◆ **Directive**
Your task is to print the material below exactly as presented.

◆ **Exercise materials**
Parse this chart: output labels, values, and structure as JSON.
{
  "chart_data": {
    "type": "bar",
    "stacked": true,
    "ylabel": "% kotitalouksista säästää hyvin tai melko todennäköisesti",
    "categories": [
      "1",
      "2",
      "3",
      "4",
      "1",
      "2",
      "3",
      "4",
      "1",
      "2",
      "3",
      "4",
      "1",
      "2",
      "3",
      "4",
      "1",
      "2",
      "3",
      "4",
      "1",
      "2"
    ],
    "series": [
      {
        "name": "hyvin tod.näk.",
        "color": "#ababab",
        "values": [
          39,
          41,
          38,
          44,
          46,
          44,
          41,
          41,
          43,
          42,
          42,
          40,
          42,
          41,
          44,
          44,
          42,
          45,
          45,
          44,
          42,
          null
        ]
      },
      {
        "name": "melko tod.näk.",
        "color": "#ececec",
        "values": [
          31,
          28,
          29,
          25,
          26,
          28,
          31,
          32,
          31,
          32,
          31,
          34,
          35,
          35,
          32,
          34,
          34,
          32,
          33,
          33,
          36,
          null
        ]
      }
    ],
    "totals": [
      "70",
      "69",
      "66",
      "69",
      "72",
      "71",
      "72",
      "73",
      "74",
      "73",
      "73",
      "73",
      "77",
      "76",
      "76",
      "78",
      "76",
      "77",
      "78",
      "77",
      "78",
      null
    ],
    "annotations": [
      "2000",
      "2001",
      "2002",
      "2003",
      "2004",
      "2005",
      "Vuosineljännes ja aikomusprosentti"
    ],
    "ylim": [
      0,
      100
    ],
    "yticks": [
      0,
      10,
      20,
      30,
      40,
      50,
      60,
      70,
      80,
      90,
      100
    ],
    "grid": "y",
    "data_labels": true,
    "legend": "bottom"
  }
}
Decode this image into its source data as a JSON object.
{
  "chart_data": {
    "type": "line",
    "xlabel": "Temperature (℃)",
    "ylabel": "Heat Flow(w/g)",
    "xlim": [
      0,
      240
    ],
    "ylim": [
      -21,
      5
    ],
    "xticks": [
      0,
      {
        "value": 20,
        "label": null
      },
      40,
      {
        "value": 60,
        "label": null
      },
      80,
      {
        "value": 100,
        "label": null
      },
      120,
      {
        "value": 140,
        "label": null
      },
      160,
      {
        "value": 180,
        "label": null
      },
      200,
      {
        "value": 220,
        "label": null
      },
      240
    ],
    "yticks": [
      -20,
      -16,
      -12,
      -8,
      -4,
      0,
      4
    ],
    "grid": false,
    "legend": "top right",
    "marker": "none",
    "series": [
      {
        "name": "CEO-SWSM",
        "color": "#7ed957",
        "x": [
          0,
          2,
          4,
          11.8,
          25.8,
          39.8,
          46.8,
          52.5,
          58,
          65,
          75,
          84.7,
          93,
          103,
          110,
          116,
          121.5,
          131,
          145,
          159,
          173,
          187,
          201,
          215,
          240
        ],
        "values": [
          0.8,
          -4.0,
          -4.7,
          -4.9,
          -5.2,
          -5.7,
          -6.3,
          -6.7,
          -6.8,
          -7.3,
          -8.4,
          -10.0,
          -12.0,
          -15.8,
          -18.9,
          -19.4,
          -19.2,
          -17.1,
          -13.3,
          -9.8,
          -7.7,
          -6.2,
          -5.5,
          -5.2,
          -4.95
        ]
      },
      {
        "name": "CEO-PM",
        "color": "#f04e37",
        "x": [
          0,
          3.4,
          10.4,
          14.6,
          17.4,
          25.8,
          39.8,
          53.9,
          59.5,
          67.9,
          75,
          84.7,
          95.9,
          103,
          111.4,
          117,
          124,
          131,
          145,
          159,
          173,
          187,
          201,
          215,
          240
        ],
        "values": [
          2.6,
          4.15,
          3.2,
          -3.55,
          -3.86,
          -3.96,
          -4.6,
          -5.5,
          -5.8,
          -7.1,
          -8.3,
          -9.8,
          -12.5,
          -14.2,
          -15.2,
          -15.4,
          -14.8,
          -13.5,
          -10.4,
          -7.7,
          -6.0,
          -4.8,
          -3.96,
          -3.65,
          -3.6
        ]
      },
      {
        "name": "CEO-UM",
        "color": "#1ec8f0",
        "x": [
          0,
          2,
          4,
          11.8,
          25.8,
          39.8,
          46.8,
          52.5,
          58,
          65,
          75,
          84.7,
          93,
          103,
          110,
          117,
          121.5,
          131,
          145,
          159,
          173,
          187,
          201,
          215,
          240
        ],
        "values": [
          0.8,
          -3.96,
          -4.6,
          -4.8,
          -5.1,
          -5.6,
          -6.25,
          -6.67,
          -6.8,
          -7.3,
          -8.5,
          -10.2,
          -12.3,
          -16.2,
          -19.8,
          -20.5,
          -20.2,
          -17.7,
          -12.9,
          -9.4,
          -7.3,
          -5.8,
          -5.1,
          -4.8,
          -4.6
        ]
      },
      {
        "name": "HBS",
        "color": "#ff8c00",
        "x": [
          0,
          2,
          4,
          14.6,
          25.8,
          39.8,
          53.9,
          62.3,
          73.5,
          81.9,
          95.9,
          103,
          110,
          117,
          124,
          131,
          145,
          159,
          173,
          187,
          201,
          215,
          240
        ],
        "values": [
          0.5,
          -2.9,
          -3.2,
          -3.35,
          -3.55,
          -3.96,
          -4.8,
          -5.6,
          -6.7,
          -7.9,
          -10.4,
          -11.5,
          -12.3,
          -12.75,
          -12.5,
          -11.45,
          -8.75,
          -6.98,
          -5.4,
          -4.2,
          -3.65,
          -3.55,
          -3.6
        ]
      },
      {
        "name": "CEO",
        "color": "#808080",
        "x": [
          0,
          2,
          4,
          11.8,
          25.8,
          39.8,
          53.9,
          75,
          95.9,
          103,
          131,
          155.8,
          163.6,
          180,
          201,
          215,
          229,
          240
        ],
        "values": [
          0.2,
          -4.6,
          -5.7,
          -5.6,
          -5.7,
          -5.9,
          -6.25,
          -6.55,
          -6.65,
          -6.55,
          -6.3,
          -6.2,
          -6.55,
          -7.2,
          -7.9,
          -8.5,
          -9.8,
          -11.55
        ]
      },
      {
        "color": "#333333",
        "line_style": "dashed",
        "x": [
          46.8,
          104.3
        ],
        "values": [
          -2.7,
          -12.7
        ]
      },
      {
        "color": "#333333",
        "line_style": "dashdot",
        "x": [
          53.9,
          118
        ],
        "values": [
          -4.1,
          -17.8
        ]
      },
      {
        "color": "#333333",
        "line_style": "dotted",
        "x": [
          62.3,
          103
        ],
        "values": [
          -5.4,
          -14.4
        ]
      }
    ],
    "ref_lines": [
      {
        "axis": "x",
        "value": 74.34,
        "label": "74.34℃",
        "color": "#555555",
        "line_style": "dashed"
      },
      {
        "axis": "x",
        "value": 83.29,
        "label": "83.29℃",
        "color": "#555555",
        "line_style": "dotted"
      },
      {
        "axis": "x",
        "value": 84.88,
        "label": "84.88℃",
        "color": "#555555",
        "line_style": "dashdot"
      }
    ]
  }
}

◆ **Answer to the exercise**
Parse this chart: output labels, values, and structure as JSON.
{
  "chart_data": {
    "type": "bar",
    "stacked": true,
    "ylabel": "% kotitalouksista säästää hyvin tai melko todennäköisesti",
    "categories": [
      "1",
      "2",
      "3",
      "4",
      "1",
      "2",
      "3",
      "4",
      "1",
      "2",
      "3",
      "4",
      "1",
      "2",
      "3",
      "4",
      "1",
      "2",
      "3",
      "4",
      "1",
      "2"
    ],
    "series": [
      {
        "name": "hyvin tod.näk.",
        "color": "#ababab",
        "values": [
          39,
          41,
          38,
          44,
          46,
          44,
          41,
          41,
          43,
          42,
          42,
          40,
          42,
          41,
          44,
          44,
          42,
          45,
          45,
          44,
          42,
          null
        ]
      },
      {
        "name": "melko tod.näk.",
        "color": "#ececec",
        "values": [
          31,
          28,
          29,
          25,
          26,
          28,
          31,
          32,
          31,
          32,
          31,
          34,
          35,
          35,
          32,
          34,
          34,
          32,
          33,
          33,
          36,
          null
        ]
      }
    ],
    "totals": [
      "70",
      "69",
      "66",
      "69",
      "72",
      "71",
      "72",
      "73",
      "74",
      "73",
      "73",
      "73",
      "77",
      "76",
      "76",
      "78",
      "76",
      "77",
      "78",
      "77",
      "78",
      null
    ],
    "annotations": [
      "2000",
      "2001",
      "2002",
      "2003",
      "2004",
      "2005",
      "Vuosineljännes ja aikomusprosentti"
    ],
    "ylim": [
      0,
      100
    ],
    "yticks": [
      0,
      10,
      20,
      30,
      40,
      50,
      60,
      70,
      80,
      90,
      100
    ],
    "grid": "y",
    "data_labels": true,
    "legend": "bottom"
  }
}
Decode this image into its source data as a JSON object.
{
  "chart_data": {
    "type": "line",
    "xlabel": "Temperature (℃)",
    "ylabel": "Heat Flow(w/g)",
    "xlim": [
      0,
      240
    ],
    "ylim": [
      -21,
      5
    ],
    "xticks": [
      0,
      {
        "value": 20,
        "label": null
      },
      40,
      {
        "value": 60,
        "label": null
      },
      80,
      {
        "value": 100,
        "label": null
      },
      120,
      {
        "value": 140,
        "label": null
      },
      160,
      {
        "value": 180,
        "label": null
      },
      200,
      {
        "value": 220,
        "label": null
      },
      240
    ],
    "yticks": [
      -20,
      -16,
      -12,
      -8,
      -4,
      0,
      4
    ],
    "grid": false,
    "legend": "top right",
    "marker": "none",
    "series": [
      {
        "name": "CEO-SWSM",
        "color": "#7ed957",
        "x": [
          0,
          2,
          4,
          11.8,
          25.8,
          39.8,
          46.8,
          52.5,
          58,
          65,
          75,
          84.7,
          93,
          103,
          110,
          116,
          121.5,
          131,
          145,
          159,
          173,
          187,
          201,
          215,
          240
        ],
        "values": [
          0.8,
          -4.0,
          -4.7,
          -4.9,
          -5.2,
          -5.7,
          -6.3,
          -6.7,
          -6.8,
          -7.3,
          -8.4,
          -10.0,
          -12.0,
          -15.8,
          -18.9,
          -19.4,
          -19.2,
          -17.1,
          -13.3,
          -9.8,
          -7.7,
          -6.2,
          -5.5,
          -5.2,
          -4.95
        ]
      },
      {
        "name": "CEO-PM",
        "color": "#f04e37",
        "x": [
          0,
          3.4,
          10.4,
          14.6,
          17.4,
          25.8,
          39.8,
          53.9,
          59.5,
          67.9,
          75,
          84.7,
          95.9,
          103,
          111.4,
          117,
          124,
          131,
          145,
          159,
          173,
          187,
          201,
          215,
          240
        ],
        "values": [
          2.6,
          4.15,
          3.2,
          -3.55,
          -3.86,
          -3.96,
          -4.6,
          -5.5,
          -5.8,
          -7.1,
          -8.3,
          -9.8,
          -12.5,
          -14.2,
          -15.2,
          -15.4,
          -14.8,
          -13.5,
          -10.4,
          -7.7,
          -6.0,
          -4.8,
          -3.96,
          -3.65,
          -3.6
        ]
      },
      {
        "name": "CEO-UM",
        "color": "#1ec8f0",
        "x": [
          0,
          2,
          4,
          11.8,
          25.8,
          39.8,
          46.8,
          52.5,
          58,
          65,
          75,
          84.7,
          93,
          103,
          110,
          117,
          121.5,
          131,
          145,
          159,
          173,
          187,
          201,
          215,
          240
        ],
        "values": [
          0.8,
          -3.96,
          -4.6,
          -4.8,
          -5.1,
          -5.6,
          -6.25,
          -6.67,
          -6.8,
          -7.3,
          -8.5,
          -10.2,
          -12.3,
          -16.2,
          -19.8,
          -20.5,
          -20.2,
          -17.7,
          -12.9,
          -9.4,
          -7.3,
          -5.8,
          -5.1,
          -4.8,
          -4.6
        ]
      },
      {
        "name": "HBS",
        "color": "#ff8c00",
        "x": [
          0,
          2,
          4,
          14.6,
          25.8,
          39.8,
          53.9,
          62.3,
          73.5,
          81.9,
          95.9,
          103,
          110,
          117,
          124,
          131,
          145,
          159,
          173,
          187,
          201,
          215,
          240
        ],
        "values": [
          0.5,
          -2.9,
          -3.2,
          -3.35,
          -3.55,
          -3.96,
          -4.8,
          -5.6,
          -6.7,
          -7.9,
          -10.4,
          -11.5,
          -12.3,
          -12.75,
          -12.5,
          -11.45,
          -8.75,
          -6.98,
          -5.4,
          -4.2,
          -3.65,
          -3.55,
          -3.6
        ]
      },
      {
        "name": "CEO",
        "color": "#808080",
        "x": [
          0,
          2,
          4,
          11.8,
          25.8,
          39.8,
          53.9,
          75,
          95.9,
          103,
          131,
          155.8,
          163.6,
          180,
          201,
          215,
          229,
          240
        ],
        "values": [
          0.2,
          -4.6,
          -5.7,
          -5.6,
          -5.7,
          -5.9,
          -6.25,
          -6.55,
          -6.65,
          -6.55,
          -6.3,
          -6.2,
          -6.55,
          -7.2,
          -7.9,
          -8.5,
          -9.8,
          -11.55
        ]
      },
      {
        "color": "#333333",
        "line_style": "dashed",
        "x": [
          46.8,
          104.3
        ],
        "values": [
          -2.7,
          -12.7
        ]
      },
      {
        "color": "#333333",
        "line_style": "dashdot",
        "x": [
          53.9,
          118
        ],
        "values": [
          -4.1,
          -17.8
        ]
      },
      {
        "color": "#333333",
        "line_style": "dotted",
        "x": [
          62.3,
          103
        ],
        "values": [
          -5.4,
          -14.4
        ]
      }
    ],
    "ref_lines": [
      {
        "axis": "x",
        "value": 74.34,
        "label": "74.34℃",
        "color": "#555555",
        "line_style": "dashed"
      },
      {
        "axis": "x",
        "value": 83.29,
        "label": "83.29℃",
        "color": "#555555",
        "line_style": "dotted"
      },
      {
        "axis": "x",
        "value": 84.88,
        "label": "84.88℃",
        "color": "#555555",
        "line_style": "dashdot"
      }
    ]
  }
}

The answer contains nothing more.